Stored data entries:
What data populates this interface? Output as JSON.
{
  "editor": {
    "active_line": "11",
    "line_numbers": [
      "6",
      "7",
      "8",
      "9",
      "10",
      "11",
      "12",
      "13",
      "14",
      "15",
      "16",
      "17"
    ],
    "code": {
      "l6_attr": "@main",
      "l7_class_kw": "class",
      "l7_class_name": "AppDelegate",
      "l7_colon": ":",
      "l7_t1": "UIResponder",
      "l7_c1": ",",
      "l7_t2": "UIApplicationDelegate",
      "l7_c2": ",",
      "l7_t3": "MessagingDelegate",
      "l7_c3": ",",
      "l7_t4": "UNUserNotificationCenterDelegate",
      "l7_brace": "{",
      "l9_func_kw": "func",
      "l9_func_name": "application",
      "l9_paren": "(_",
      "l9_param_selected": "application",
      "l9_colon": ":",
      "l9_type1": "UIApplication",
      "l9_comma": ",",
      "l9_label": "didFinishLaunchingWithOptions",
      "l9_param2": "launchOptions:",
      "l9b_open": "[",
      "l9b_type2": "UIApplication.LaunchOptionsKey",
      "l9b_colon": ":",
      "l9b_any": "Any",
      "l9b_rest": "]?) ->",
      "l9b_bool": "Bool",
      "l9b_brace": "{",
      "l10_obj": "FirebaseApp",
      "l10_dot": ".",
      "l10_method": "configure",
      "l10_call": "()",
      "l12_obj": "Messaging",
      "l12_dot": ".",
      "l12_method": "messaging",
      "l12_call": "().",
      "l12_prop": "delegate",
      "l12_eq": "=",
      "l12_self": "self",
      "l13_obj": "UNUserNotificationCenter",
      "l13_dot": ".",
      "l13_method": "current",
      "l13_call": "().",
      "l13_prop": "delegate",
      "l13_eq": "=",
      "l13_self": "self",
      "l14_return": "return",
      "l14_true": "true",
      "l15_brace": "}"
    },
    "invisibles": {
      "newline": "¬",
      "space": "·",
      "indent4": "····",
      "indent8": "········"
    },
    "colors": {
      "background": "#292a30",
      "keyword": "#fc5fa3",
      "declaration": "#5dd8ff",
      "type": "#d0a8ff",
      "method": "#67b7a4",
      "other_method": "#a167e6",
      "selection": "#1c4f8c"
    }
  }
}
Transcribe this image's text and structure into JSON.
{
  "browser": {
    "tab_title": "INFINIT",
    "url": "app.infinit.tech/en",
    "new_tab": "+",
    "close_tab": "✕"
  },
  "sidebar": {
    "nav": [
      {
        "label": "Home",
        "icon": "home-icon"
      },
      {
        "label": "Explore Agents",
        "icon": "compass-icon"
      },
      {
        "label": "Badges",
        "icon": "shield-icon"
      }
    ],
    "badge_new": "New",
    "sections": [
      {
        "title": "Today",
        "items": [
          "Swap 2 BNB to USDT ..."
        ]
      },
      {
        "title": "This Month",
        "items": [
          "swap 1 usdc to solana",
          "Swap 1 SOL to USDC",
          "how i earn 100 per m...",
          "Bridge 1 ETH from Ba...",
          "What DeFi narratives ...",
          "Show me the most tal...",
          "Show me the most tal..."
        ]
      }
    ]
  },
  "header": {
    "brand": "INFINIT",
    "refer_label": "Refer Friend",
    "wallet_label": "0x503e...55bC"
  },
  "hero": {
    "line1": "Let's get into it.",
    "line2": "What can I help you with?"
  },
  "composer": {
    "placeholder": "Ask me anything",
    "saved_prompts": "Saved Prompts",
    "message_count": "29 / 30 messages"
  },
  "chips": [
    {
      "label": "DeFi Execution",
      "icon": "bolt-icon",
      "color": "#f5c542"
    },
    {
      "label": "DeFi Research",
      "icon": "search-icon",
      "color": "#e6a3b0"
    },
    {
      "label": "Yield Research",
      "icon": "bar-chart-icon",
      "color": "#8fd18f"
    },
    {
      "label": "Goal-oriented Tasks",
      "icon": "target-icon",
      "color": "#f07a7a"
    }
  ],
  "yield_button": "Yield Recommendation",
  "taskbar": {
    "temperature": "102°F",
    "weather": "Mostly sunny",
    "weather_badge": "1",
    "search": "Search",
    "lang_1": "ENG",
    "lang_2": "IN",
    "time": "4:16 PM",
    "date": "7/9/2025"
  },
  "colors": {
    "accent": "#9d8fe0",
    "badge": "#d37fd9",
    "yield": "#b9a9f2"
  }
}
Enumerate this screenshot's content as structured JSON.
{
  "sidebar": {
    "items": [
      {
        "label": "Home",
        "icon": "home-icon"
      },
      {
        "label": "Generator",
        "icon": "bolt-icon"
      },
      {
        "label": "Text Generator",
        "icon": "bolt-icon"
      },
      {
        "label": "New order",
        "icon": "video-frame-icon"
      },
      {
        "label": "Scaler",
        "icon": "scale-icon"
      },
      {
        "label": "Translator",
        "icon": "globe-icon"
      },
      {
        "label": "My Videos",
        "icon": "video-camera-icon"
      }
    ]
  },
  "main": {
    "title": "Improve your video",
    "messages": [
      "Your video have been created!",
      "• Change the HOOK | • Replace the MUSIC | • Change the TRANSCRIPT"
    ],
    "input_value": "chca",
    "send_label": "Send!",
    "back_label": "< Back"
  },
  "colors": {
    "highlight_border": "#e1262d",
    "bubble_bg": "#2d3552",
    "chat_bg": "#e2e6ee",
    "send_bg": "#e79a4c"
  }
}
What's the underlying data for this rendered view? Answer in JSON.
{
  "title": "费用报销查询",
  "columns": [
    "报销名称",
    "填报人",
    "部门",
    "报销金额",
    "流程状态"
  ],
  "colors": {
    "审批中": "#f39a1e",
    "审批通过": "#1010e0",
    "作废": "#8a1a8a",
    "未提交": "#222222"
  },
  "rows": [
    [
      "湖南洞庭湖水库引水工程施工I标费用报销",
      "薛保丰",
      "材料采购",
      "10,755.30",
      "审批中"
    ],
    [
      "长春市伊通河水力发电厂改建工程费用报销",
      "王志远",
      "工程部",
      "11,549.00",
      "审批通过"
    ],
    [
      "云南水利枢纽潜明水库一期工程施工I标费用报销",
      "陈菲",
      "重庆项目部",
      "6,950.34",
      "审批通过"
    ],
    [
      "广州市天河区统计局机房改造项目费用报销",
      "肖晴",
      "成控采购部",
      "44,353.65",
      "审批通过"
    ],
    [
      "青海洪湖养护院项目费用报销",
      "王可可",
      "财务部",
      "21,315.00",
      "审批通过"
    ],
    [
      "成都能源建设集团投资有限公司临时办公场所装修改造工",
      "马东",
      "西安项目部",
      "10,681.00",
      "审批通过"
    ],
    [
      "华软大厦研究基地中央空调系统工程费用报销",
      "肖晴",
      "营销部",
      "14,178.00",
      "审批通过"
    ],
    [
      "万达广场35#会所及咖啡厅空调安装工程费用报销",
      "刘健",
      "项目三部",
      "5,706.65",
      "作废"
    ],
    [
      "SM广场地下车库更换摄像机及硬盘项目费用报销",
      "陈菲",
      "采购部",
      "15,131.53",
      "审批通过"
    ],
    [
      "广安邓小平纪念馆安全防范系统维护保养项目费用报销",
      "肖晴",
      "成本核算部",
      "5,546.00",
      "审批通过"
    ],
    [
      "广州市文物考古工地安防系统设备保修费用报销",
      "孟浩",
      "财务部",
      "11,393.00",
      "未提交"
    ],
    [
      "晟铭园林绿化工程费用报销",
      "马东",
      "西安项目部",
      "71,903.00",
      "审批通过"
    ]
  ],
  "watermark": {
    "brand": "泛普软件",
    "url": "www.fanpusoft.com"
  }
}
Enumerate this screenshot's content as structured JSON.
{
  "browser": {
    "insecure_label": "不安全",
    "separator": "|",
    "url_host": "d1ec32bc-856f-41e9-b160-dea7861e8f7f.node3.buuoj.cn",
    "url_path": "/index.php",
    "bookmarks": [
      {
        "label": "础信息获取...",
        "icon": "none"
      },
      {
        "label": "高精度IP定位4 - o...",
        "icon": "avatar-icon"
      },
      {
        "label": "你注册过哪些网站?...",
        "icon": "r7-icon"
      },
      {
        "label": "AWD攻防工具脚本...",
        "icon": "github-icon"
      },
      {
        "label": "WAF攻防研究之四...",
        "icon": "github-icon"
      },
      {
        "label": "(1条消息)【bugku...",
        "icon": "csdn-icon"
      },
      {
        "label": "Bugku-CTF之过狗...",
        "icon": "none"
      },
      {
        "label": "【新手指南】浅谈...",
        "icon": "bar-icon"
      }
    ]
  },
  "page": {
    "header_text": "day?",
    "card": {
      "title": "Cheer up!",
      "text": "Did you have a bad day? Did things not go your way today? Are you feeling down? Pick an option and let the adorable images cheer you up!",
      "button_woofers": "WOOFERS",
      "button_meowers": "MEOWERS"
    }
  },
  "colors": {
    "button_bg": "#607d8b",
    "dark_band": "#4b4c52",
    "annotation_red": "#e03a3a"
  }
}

**EXERCISE GOAL**
Scan the records above for the string "JSON", then select every line that holds it.

**OUTPUT OF THE TASK**
What data populates this interface? Output as JSON.
Transcribe this image's text and structure into JSON.
Enumerate this screenshot's content as structured JSON.
What's the underlying data for this rendered view? Answer in JSON.
Enumerate this screenshot's content as structured JSON.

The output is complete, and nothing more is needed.